## Start Excerpt provided

This phenomenon of epistemicide is not unique to Mauritius; De Sousa Santos talks about how to counter this tendency to eradicate knowledges that are not derived from the West. He says:
De Sousa Santos:
So we need an epistemology of the south, which is really a procedure to inquire into forms of knowledge and validation of knowledges from the perspectives of the people that have suffered in a systematic way the injustices of colonialism, capitalism, and patriarchy. There are other understandings of the world. There are other forms of looking at reality of the world, and we should really engage with those.
Narrator:
I probe my memories for instances of epistemicide, and each past experience feels like, like a quantum box – a discrete anecdote that I can access and analyse.
You’re probably wondering what a quantum box is. You gonna hear me explain to my producer what it is next but let me warn you: I’m talking really fast. This usually happens when I talk about stuff I love, physics stuff in particular.
Monologue:
The quantum box for me was more like philosophy or metaphysics of time. Not sure if you’ve heard of A theory of time and B-theory of time… The A-theory of time is the continuum theory of time, where we’ve got the present, the future and the past, and time flows in this one direction. And then there is the B-theory of time which is a little bit more quantized – that’s where the idea of a box came in, where like one moment is delimited. And also, there is a hadith literature in Islamic tradition, which goes something like on the day of resurrection, when your good deeds and bad deeds are being weighed, you kinda see your life in the form of those boxes. And each box represents your deeds. So, you open one box, if it’s like a good deed, okay you passed it. If it’s like a bad deed and so on and so forth, that’s how the counting goes.
Narrator:
Yeah, well, I did try to warn you!
One past experience, one quantum box, the anecdote I’m now going to access and analyse is a memory that intrigued me for the longest time. It was a conversation I had with my dad. I was around thirteen at the time and we were ‘visiting the dead’ at the kabarastan – the Muslim cemetery.
It is customary for us Muslims to visit the graves of family members. It reminds us that death is an ever-present part of life. We believe that those who passed away are not exactly dead. Rather, they’ve crossed the physical world into the alam e barzakh (the world of the in-between) where they remain until judgement day.
Monologue:
I’m currently at the Bois Marchand cemetery. I am here with my dad right now and we visited the grave of my grandpa, my paternal grandpa.

## End Excerpt provided
## Start Data extract

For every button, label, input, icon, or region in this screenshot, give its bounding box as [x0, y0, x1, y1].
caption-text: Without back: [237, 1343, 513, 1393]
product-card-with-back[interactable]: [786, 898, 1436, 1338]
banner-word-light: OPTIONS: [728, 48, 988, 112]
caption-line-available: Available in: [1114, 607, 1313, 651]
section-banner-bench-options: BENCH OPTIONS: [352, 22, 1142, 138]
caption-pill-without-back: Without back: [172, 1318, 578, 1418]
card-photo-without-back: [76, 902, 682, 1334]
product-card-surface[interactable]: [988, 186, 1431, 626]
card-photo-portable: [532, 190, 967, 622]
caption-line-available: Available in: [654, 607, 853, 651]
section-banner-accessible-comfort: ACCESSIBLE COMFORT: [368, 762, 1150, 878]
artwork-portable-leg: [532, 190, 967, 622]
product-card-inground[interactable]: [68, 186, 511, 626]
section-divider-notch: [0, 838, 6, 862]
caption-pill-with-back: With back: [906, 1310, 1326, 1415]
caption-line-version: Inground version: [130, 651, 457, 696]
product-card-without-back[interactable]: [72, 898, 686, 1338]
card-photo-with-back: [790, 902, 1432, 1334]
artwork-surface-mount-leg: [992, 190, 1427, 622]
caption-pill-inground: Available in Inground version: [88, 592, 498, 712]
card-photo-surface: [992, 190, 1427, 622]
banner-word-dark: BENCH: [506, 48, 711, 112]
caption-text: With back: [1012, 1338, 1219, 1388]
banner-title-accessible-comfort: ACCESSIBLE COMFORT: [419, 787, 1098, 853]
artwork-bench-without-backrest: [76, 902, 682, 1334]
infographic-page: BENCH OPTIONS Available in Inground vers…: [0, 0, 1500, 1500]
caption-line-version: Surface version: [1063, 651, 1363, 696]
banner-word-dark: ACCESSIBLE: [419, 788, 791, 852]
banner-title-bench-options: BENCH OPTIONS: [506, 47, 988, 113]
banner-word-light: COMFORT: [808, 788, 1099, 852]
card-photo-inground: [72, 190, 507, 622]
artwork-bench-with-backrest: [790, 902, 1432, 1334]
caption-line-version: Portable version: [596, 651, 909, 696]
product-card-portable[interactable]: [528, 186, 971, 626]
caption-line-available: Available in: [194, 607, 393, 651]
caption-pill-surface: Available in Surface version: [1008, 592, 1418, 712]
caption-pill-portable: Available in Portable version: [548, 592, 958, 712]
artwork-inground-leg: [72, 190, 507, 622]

## End Data extract

The task.
Can you reproduce, word for word, the part of the transcript on epistemicide that opens with the words containing "This phenomenon of" and closes with "access and analyse."?

Solution.
This phenomenon of epistemicide is not unique to Mauritius; De Sousa Santos talks about how to counter this tendency to eradicate knowledges that are not derived from the West. He says:
De Sousa Santos:
So we need an epistemology of the south, which is really a procedure to inquire into forms of knowledge and validation of knowledges from the perspectives of the people that have suffered in a systematic way the injustices of colonialism, capitalism, and patriarchy. There are other understandings of the world. There are other forms of looking at reality of the world, and we should really engage with those.
Narrator:
I probe my memories for instances of epistemicide, and each past experience feels like, like a quantum box – a discrete anecdote that I can access and analyse.